• [DESCRIPTION OF THE TASK]: Skip all pictures, then print the remaining material exactly.

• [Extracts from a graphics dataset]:
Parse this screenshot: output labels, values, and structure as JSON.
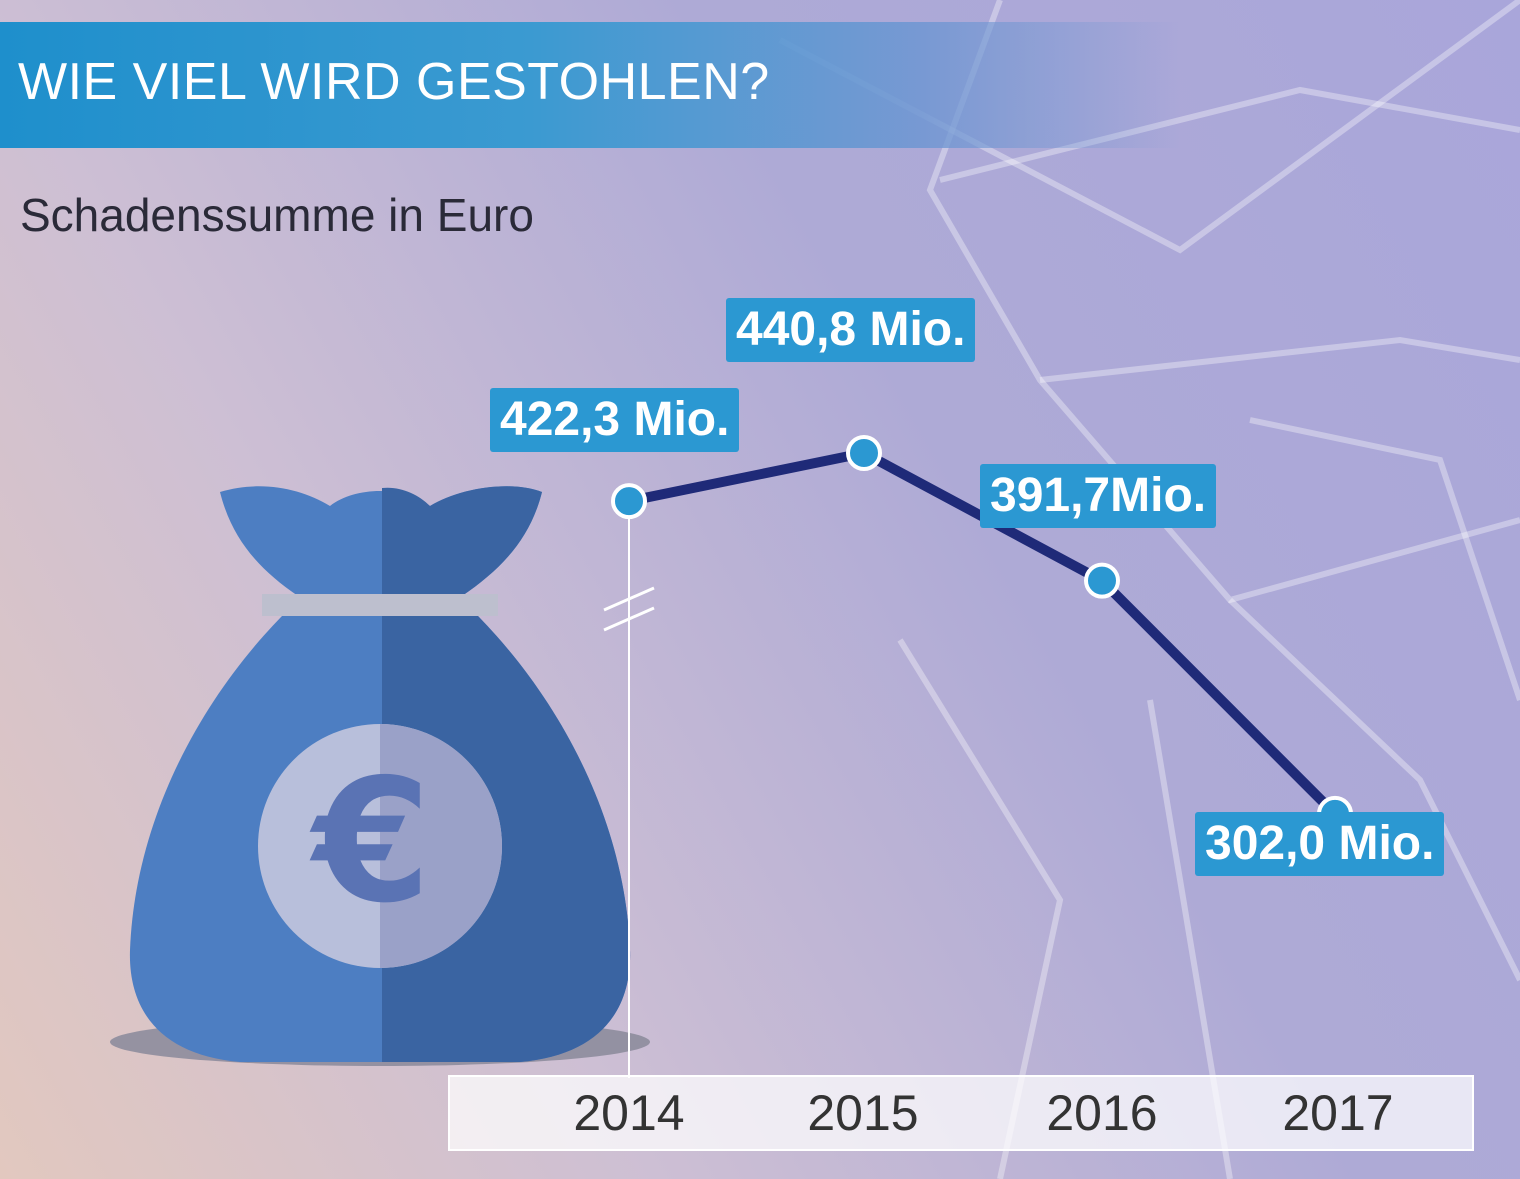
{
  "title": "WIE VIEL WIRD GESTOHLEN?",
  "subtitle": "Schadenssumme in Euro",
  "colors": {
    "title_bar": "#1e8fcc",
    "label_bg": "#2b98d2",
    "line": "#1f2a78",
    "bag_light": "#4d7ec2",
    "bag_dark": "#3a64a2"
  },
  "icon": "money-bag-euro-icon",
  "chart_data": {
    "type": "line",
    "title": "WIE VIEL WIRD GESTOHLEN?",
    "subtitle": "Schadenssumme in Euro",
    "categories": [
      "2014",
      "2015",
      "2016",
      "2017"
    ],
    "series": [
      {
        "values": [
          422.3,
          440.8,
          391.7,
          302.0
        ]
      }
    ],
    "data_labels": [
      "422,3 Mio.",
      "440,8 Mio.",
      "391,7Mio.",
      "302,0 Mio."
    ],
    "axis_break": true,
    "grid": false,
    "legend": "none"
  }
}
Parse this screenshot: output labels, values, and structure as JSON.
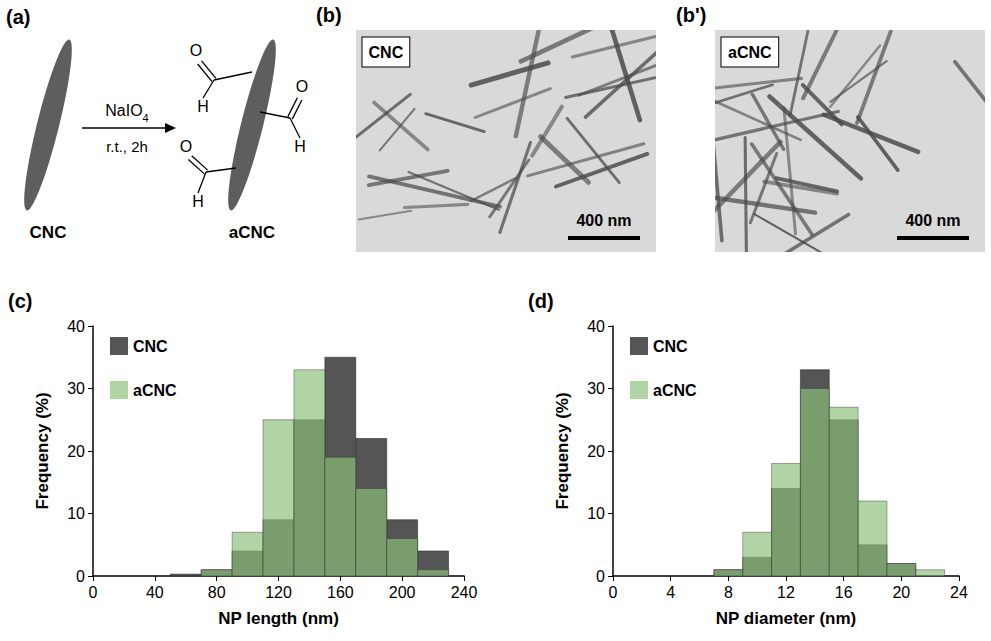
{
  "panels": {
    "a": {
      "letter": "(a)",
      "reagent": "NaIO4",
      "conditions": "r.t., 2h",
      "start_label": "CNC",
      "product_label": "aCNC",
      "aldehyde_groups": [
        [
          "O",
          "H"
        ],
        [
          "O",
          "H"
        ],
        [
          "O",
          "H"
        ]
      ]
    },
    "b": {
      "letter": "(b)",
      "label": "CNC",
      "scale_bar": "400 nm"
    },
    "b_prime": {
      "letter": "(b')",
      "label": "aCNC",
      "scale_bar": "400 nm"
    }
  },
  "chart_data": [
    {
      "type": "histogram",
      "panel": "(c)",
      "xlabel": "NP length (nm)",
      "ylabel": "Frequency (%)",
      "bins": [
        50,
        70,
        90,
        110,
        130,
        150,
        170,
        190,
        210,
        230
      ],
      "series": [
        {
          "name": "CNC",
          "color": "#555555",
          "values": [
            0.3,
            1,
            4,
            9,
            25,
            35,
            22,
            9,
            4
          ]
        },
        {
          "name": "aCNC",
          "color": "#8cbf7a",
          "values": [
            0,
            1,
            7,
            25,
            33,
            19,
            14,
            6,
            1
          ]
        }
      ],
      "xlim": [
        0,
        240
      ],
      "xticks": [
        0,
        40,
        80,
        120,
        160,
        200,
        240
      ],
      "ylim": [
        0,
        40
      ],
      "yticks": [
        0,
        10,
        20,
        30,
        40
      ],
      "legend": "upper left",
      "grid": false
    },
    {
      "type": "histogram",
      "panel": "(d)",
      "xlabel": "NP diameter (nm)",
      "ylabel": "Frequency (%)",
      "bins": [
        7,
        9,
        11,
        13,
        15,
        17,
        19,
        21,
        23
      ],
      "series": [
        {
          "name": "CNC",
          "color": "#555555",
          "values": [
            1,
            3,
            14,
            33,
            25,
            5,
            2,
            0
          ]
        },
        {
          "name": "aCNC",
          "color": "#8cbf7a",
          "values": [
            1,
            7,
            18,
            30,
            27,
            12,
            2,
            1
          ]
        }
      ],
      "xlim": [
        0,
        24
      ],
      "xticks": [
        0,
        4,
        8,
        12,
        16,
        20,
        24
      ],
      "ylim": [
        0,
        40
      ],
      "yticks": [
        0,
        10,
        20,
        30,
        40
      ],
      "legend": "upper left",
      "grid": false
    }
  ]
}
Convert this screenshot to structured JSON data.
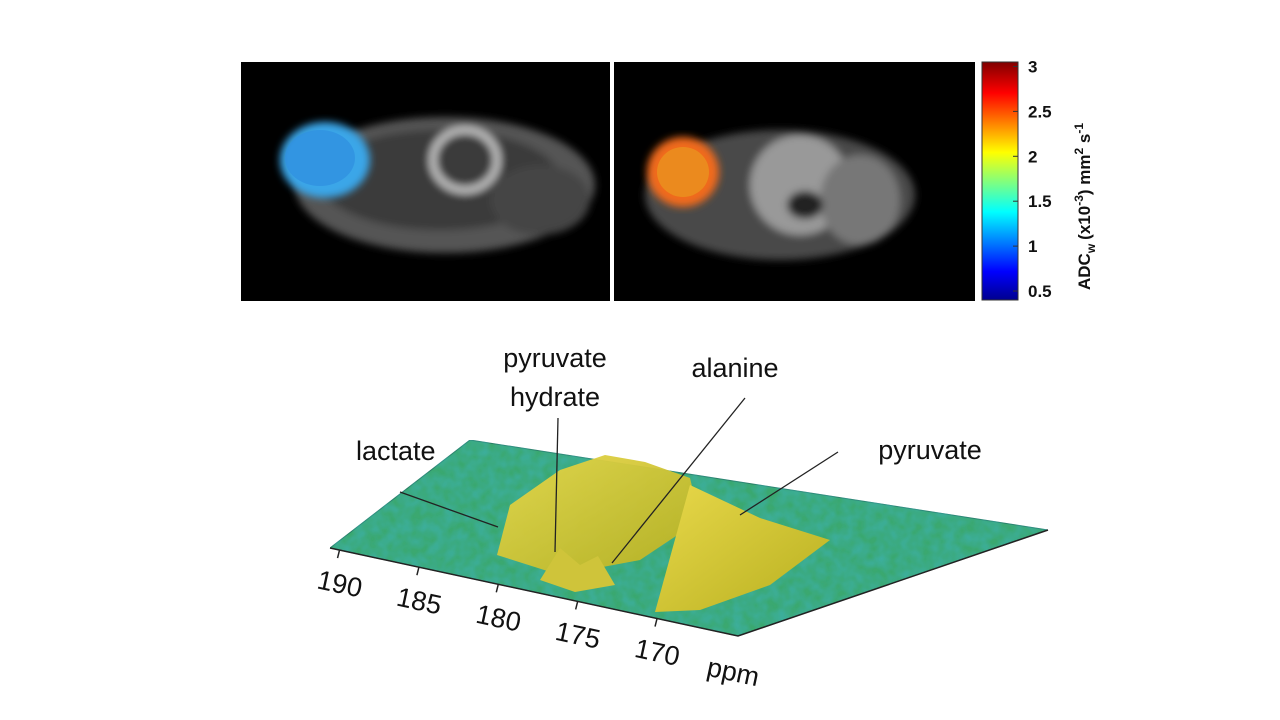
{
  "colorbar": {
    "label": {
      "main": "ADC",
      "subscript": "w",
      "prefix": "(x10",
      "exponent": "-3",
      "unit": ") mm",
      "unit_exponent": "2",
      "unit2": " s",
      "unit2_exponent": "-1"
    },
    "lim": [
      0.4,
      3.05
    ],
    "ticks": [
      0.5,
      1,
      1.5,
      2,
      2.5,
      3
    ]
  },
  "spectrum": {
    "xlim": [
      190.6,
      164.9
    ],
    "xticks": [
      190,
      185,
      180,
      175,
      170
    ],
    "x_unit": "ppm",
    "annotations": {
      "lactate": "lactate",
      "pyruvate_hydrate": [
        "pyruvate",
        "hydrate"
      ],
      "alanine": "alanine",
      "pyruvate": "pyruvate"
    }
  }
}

• [RESULT]:
Parse this screenshot: output labels, values, and structure as JSON.
{
  "title": "WIE VIEL WIRD GESTOHLEN?",
  "subtitle": "Schadenssumme in Euro",
  "colors": {
    "title_bar": "#1e8fcc",
    "label_bg": "#2b98d2",
    "line": "#1f2a78",
    "bag_light": "#4d7ec2",
    "bag_dark": "#3a64a2"
  },
  "icon": "money-bag-euro-icon",
  "chart_data": {
    "type": "line",
    "title": "WIE VIEL WIRD GESTOHLEN?",
    "subtitle": "Schadenssumme in Euro",
    "categories": [
      "2014",
      "2015",
      "2016",
      "2017"
    ],
    "series": [
      {
        "values": [
          422.3,
          440.8,
          391.7,
          302.0
        ]
      }
    ],
    "data_labels": [
      "422,3 Mio.",
      "440,8 Mio.",
      "391,7Mio.",
      "302,0 Mio."
    ],
    "axis_break": true,
    "grid": false,
    "legend": "none"
  }
}
Parse this screenshot: output labels, values, and structure as JSON.
{
  "panels": {
    "a": {
      "letter": "(a)",
      "reagent": "NaIO4",
      "conditions": "r.t., 2h",
      "start_label": "CNC",
      "product_label": "aCNC",
      "aldehyde_groups": [
        [
          "O",
          "H"
        ],
        [
          "O",
          "H"
        ],
        [
          "O",
          "H"
        ]
      ]
    },
    "b": {
      "letter": "(b)",
      "label": "CNC",
      "scale_bar": "400 nm"
    },
    "b_prime": {
      "letter": "(b')",
      "label": "aCNC",
      "scale_bar": "400 nm"
    }
  },
  "chart_data": [
    {
      "type": "histogram",
      "panel": "(c)",
      "xlabel": "NP length (nm)",
      "ylabel": "Frequency (%)",
      "bins": [
        50,
        70,
        90,
        110,
        130,
        150,
        170,
        190,
        210,
        230
      ],
      "series": [
        {
          "name": "CNC",
          "color": "#555555",
          "values": [
            0.3,
            1,
            4,
            9,
            25,
            35,
            22,
            9,
            4
          ]
        },
        {
          "name": "aCNC",
          "color": "#8cbf7a",
          "values": [
            0,
            1,
            7,
            25,
            33,
            19,
            14,
            6,
            1
          ]
        }
      ],
      "xlim": [
        0,
        240
      ],
      "xticks": [
        0,
        40,
        80,
        120,
        160,
        200,
        240
      ],
      "ylim": [
        0,
        40
      ],
      "yticks": [
        0,
        10,
        20,
        30,
        40
      ],
      "legend": "upper left",
      "grid": false
    },
    {
      "type": "histogram",
      "panel": "(d)",
      "xlabel": "NP diameter (nm)",
      "ylabel": "Frequency (%)",
      "bins": [
        7,
        9,
        11,
        13,
        15,
        17,
        19,
        21,
        23
      ],
      "series": [
        {
          "name": "CNC",
          "color": "#555555",
          "values": [
            1,
            3,
            14,
            33,
            25,
            5,
            2,
            0
          ]
        },
        {
          "name": "aCNC",
          "color": "#8cbf7a",
          "values": [
            1,
            7,
            18,
            30,
            27,
            12,
            2,
            1
          ]
        }
      ],
      "xlim": [
        0,
        24
      ],
      "xticks": [
        0,
        4,
        8,
        12,
        16,
        20,
        24
      ],
      "ylim": [
        0,
        40
      ],
      "yticks": [
        0,
        10,
        20,
        30,
        40
      ],
      "legend": "upper left",
      "grid": false
    }
  ]
}
Convert this screenshot to structured JSON data.
{
  "colorbar": {
    "label": {
      "main": "ADC",
      "subscript": "w",
      "prefix": "(x10",
      "exponent": "-3",
      "unit": ") mm",
      "unit_exponent": "2",
      "unit2": " s",
      "unit2_exponent": "-1"
    },
    "lim": [
      0.4,
      3.05
    ],
    "ticks": [
      0.5,
      1,
      1.5,
      2,
      2.5,
      3
    ]
  },
  "spectrum": {
    "xlim": [
      190.6,
      164.9
    ],
    "xticks": [
      190,
      185,
      180,
      175,
      170
    ],
    "x_unit": "ppm",
    "annotations": {
      "lactate": "lactate",
      "pyruvate_hydrate": [
        "pyruvate",
        "hydrate"
      ],
      "alanine": "alanine",
      "pyruvate": "pyruvate"
    }
  }
}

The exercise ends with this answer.